#### STORED RECORDS ####
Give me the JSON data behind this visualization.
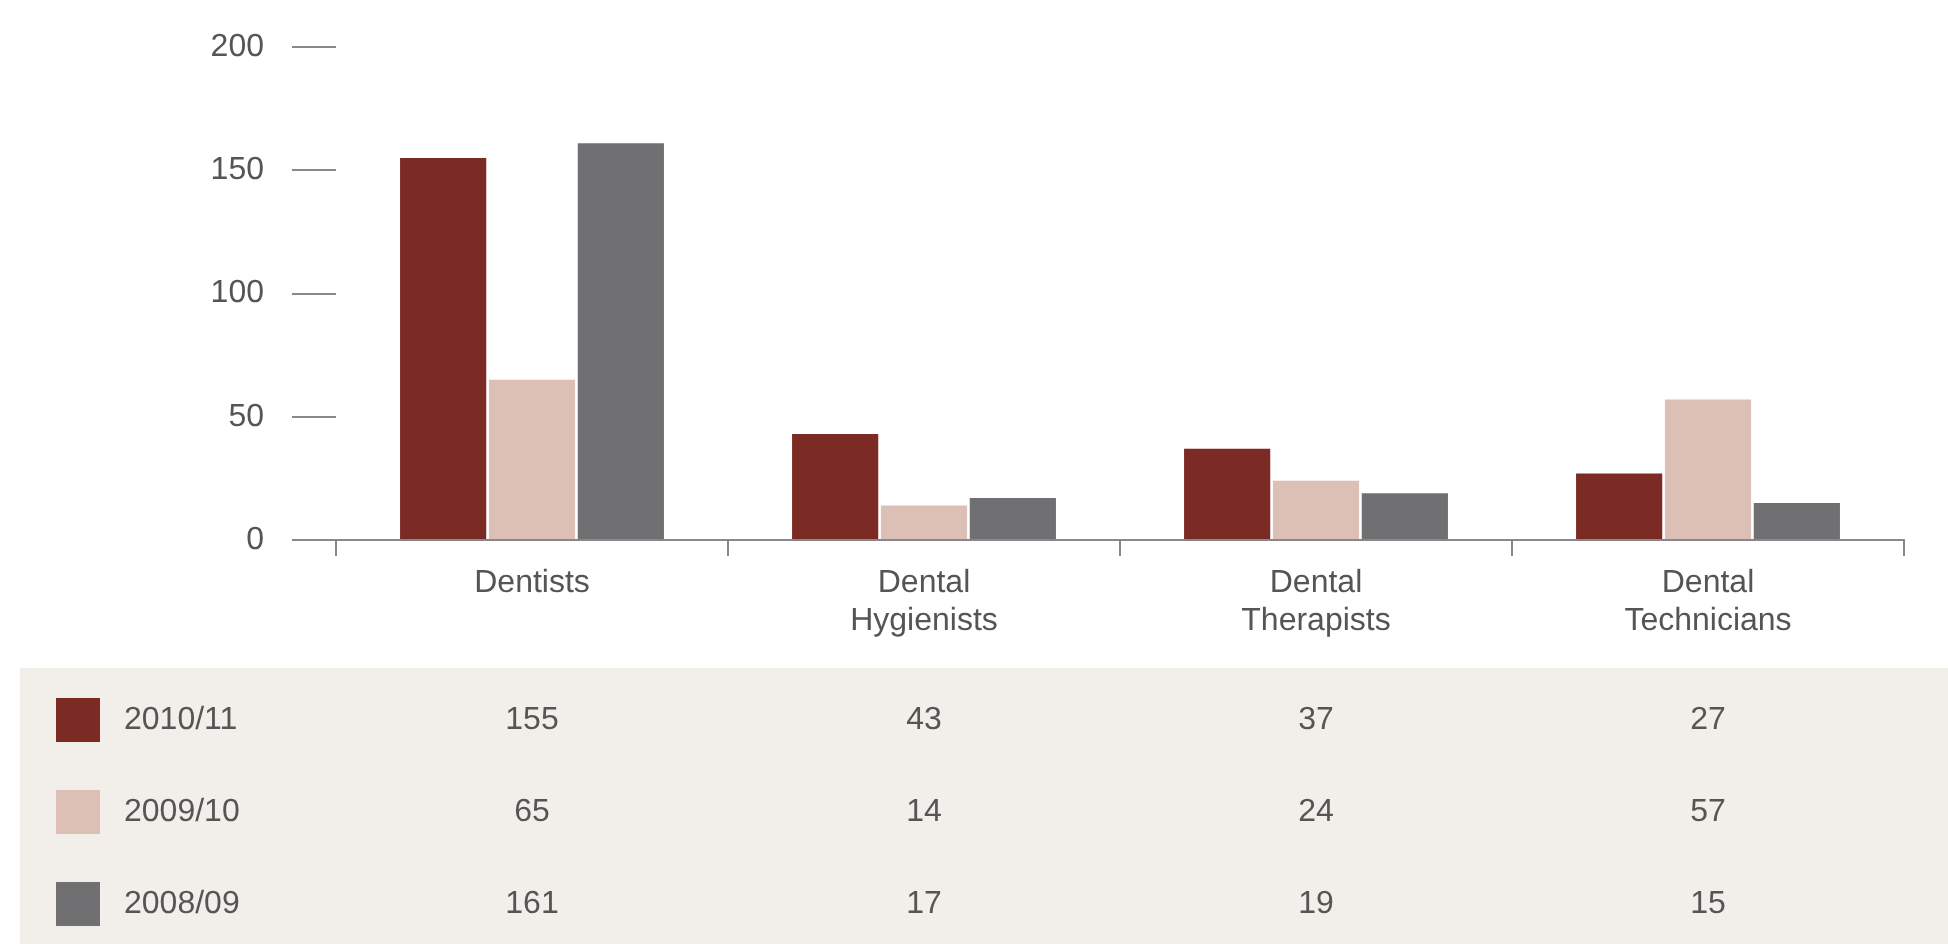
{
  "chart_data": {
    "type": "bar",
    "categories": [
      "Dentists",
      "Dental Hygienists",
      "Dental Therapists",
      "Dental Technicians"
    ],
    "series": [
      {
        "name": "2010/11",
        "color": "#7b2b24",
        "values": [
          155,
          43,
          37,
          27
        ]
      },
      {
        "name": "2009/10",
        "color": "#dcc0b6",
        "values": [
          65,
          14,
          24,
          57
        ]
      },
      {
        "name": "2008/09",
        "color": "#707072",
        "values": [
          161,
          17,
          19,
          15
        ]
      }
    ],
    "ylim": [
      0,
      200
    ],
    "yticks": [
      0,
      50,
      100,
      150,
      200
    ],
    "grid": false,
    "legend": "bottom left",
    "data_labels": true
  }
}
####
#### STORED RECORDS ####
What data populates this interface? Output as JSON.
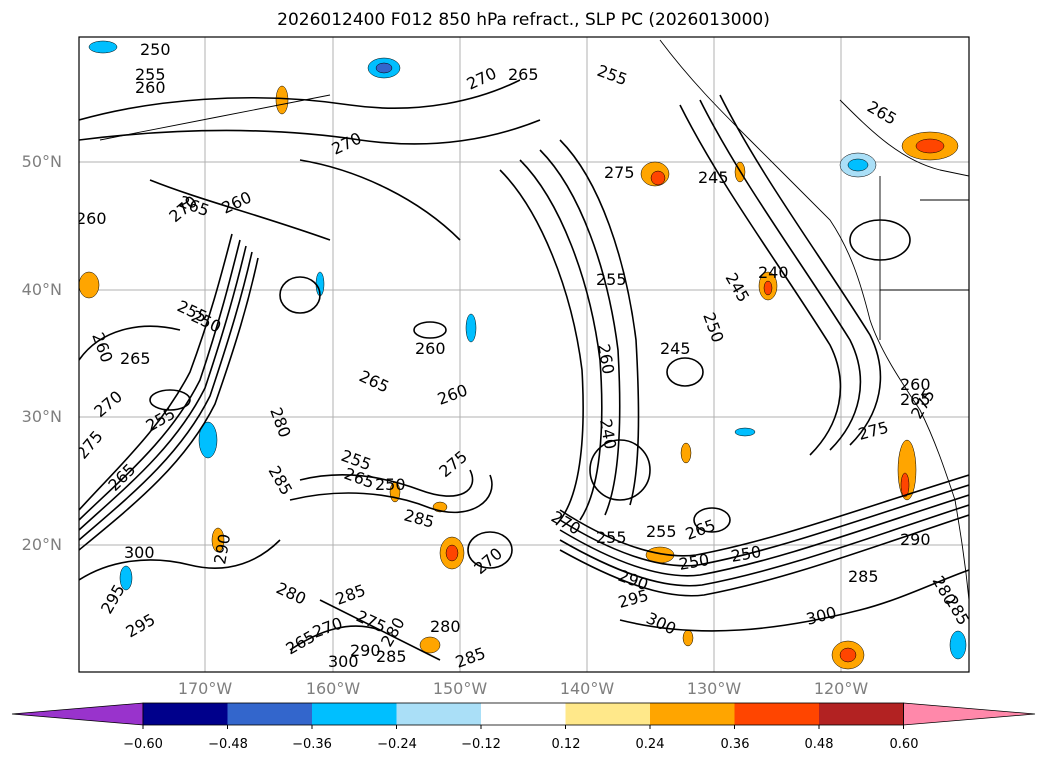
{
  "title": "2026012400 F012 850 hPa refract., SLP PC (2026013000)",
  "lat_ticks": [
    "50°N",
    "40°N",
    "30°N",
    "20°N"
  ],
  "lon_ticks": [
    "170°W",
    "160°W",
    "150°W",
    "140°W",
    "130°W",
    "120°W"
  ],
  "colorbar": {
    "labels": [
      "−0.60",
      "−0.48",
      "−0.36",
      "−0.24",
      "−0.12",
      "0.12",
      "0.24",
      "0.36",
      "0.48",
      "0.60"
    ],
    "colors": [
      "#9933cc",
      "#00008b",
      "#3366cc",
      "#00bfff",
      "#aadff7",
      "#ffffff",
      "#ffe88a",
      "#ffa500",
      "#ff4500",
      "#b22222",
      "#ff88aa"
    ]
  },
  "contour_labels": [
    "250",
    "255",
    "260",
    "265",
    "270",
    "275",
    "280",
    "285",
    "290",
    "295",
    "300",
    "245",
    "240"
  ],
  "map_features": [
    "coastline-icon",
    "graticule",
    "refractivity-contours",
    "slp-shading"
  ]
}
####
Report the number of lines in the listing where the string "name" appears, and nothing besides.

== RESULT BELOW ==
3